◆ **Work instructions**:
Reproduce every entry below precisely; do not include the pictures.

──────────

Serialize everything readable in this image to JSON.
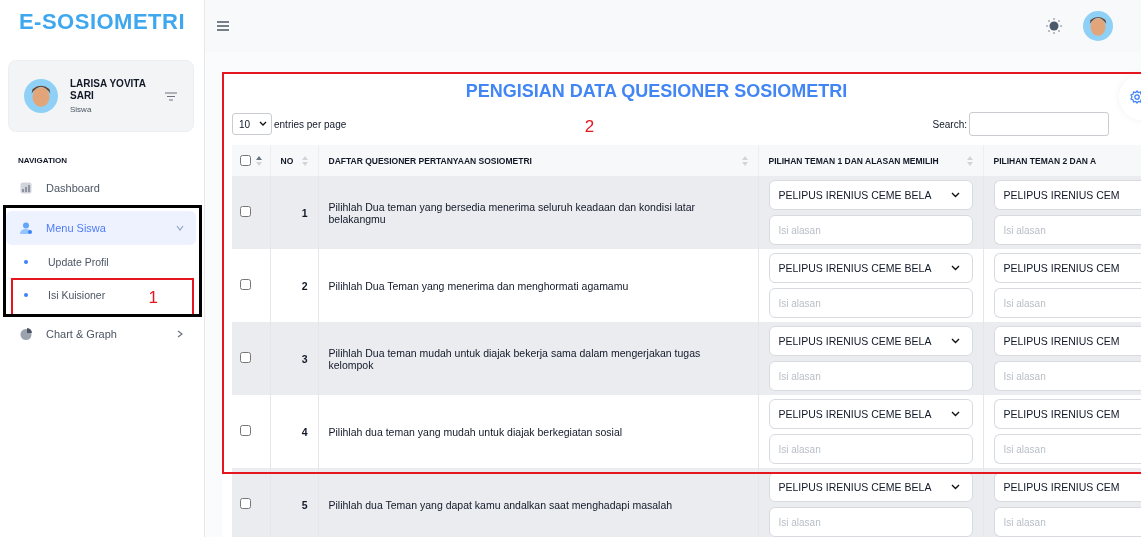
{
  "sidebar": {
    "logo": "E-SOSIOMETRI",
    "profile": {
      "name": "LARISA YOVITA SARI",
      "role": "Siswa"
    },
    "section_label": "NAVIGATION",
    "items": [
      {
        "label": "Dashboard",
        "selected": false
      },
      {
        "label": "Menu Siswa",
        "selected": true,
        "expanded": true,
        "annotation": {
          "color": "#000000"
        },
        "children": [
          {
            "label": "Update Profil",
            "selected": false
          },
          {
            "label": "Isi Kuisioner",
            "selected": false,
            "annotation": {
              "label": "1",
              "color": "#e5161f"
            }
          }
        ]
      },
      {
        "label": "Chart & Graph",
        "selected": false,
        "expanded": false
      }
    ]
  },
  "card": {
    "title": "PENGISIAN DATA QUESIONER SOSIOMETRI",
    "annotation": {
      "label": "2",
      "color": "#e5161f"
    },
    "page_size": "10",
    "page_size_label": "entries per page",
    "search_label": "Search:",
    "table": {
      "columns": [
        {
          "kind": "check",
          "checked": false,
          "sorted": true
        },
        {
          "kind": "text",
          "label": "NO",
          "sorted": false
        },
        {
          "kind": "text",
          "label": "DAFTAR QUESIONER PERTANYAAN SOSIOMETRI",
          "sorted": false
        },
        {
          "kind": "text",
          "label": "PILIHAN TEMAN 1 DAN ALASAN MEMILIH",
          "sorted": false
        },
        {
          "kind": "text",
          "label": "PILIHAN TEMAN 2 DAN A"
        }
      ],
      "rows": [
        {
          "checked": false,
          "no": "1",
          "question": "Pilihlah Dua teman yang bersedia menerima seluruh keadaan dan kondisi latar belakangmu",
          "choices": [
            {
              "value": "PELIPUS IRENIUS CEME BELA",
              "placeholder": "Isi alasan"
            },
            {
              "value": "PELIPUS IRENIUS CEM",
              "placeholder": "Isi alasan"
            }
          ]
        },
        {
          "checked": false,
          "no": "2",
          "question": "Pilihlah Dua Teman yang menerima dan menghormati agamamu",
          "choices": [
            {
              "value": "PELIPUS IRENIUS CEME BELA",
              "placeholder": "Isi alasan"
            },
            {
              "value": "PELIPUS IRENIUS CEM",
              "placeholder": "Isi alasan"
            }
          ]
        },
        {
          "checked": false,
          "no": "3",
          "question": "Pilihlah Dua teman mudah untuk diajak bekerja sama dalam mengerjakan tugas kelompok",
          "choices": [
            {
              "value": "PELIPUS IRENIUS CEME BELA",
              "placeholder": "Isi alasan"
            },
            {
              "value": "PELIPUS IRENIUS CEM",
              "placeholder": "Isi alasan"
            }
          ]
        },
        {
          "checked": false,
          "no": "4",
          "question": "Pilihlah dua teman yang mudah untuk diajak berkegiatan sosial",
          "choices": [
            {
              "value": "PELIPUS IRENIUS CEME BELA",
              "placeholder": "Isi alasan"
            },
            {
              "value": "PELIPUS IRENIUS CEM",
              "placeholder": "Isi alasan"
            }
          ]
        },
        {
          "checked": false,
          "no": "5",
          "question": "Pilihlah dua Teman yang dapat kamu andalkan saat menghadapi masalah",
          "choices": [
            {
              "value": "PELIPUS IRENIUS CEME BELA",
              "placeholder": "Isi alasan"
            },
            {
              "value": "PELIPUS IRENIUS CEM",
              "placeholder": "Isi alasan"
            }
          ]
        }
      ]
    }
  }
}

──────────

◆ **Task response**:
Serialize everything readable in this image to JSON.
{
  "sidebar": {
    "logo": "E-SOSIOMETRI",
    "profile": {
      "name": "LARISA YOVITA SARI",
      "role": "Siswa"
    },
    "section_label": "NAVIGATION",
    "items": [
      {
        "label": "Dashboard",
        "selected": false
      },
      {
        "label": "Menu Siswa",
        "selected": true,
        "expanded": true,
        "annotation": {
          "color": "#000000"
        },
        "children": [
          {
            "label": "Update Profil",
            "selected": false
          },
          {
            "label": "Isi Kuisioner",
            "selected": false,
            "annotation": {
              "label": "1",
              "color": "#e5161f"
            }
          }
        ]
      },
      {
        "label": "Chart & Graph",
        "selected": false,
        "expanded": false
      }
    ]
  },
  "card": {
    "title": "PENGISIAN DATA QUESIONER SOSIOMETRI",
    "annotation": {
      "label": "2",
      "color": "#e5161f"
    },
    "page_size": "10",
    "page_size_label": "entries per page",
    "search_label": "Search:",
    "table": {
      "columns": [
        {
          "kind": "check",
          "checked": false,
          "sorted": true
        },
        {
          "kind": "text",
          "label": "NO",
          "sorted": false
        },
        {
          "kind": "text",
          "label": "DAFTAR QUESIONER PERTANYAAN SOSIOMETRI",
          "sorted": false
        },
        {
          "kind": "text",
          "label": "PILIHAN TEMAN 1 DAN ALASAN MEMILIH",
          "sorted": false
        },
        {
          "kind": "text",
          "label": "PILIHAN TEMAN 2 DAN A"
        }
      ],
      "rows": [
        {
          "checked": false,
          "no": "1",
          "question": "Pilihlah Dua teman yang bersedia menerima seluruh keadaan dan kondisi latar belakangmu",
          "choices": [
            {
              "value": "PELIPUS IRENIUS CEME BELA",
              "placeholder": "Isi alasan"
            },
            {
              "value": "PELIPUS IRENIUS CEM",
              "placeholder": "Isi alasan"
            }
          ]
        },
        {
          "checked": false,
          "no": "2",
          "question": "Pilihlah Dua Teman yang menerima dan menghormati agamamu",
          "choices": [
            {
              "value": "PELIPUS IRENIUS CEME BELA",
              "placeholder": "Isi alasan"
            },
            {
              "value": "PELIPUS IRENIUS CEM",
              "placeholder": "Isi alasan"
            }
          ]
        },
        {
          "checked": false,
          "no": "3",
          "question": "Pilihlah Dua teman mudah untuk diajak bekerja sama dalam mengerjakan tugas kelompok",
          "choices": [
            {
              "value": "PELIPUS IRENIUS CEME BELA",
              "placeholder": "Isi alasan"
            },
            {
              "value": "PELIPUS IRENIUS CEM",
              "placeholder": "Isi alasan"
            }
          ]
        },
        {
          "checked": false,
          "no": "4",
          "question": "Pilihlah dua teman yang mudah untuk diajak berkegiatan sosial",
          "choices": [
            {
              "value": "PELIPUS IRENIUS CEME BELA",
              "placeholder": "Isi alasan"
            },
            {
              "value": "PELIPUS IRENIUS CEM",
              "placeholder": "Isi alasan"
            }
          ]
        },
        {
          "checked": false,
          "no": "5",
          "question": "Pilihlah dua Teman yang dapat kamu andalkan saat menghadapi masalah",
          "choices": [
            {
              "value": "PELIPUS IRENIUS CEME BELA",
              "placeholder": "Isi alasan"
            },
            {
              "value": "PELIPUS IRENIUS CEM",
              "placeholder": "Isi alasan"
            }
          ]
        }
      ]
    }
  }
}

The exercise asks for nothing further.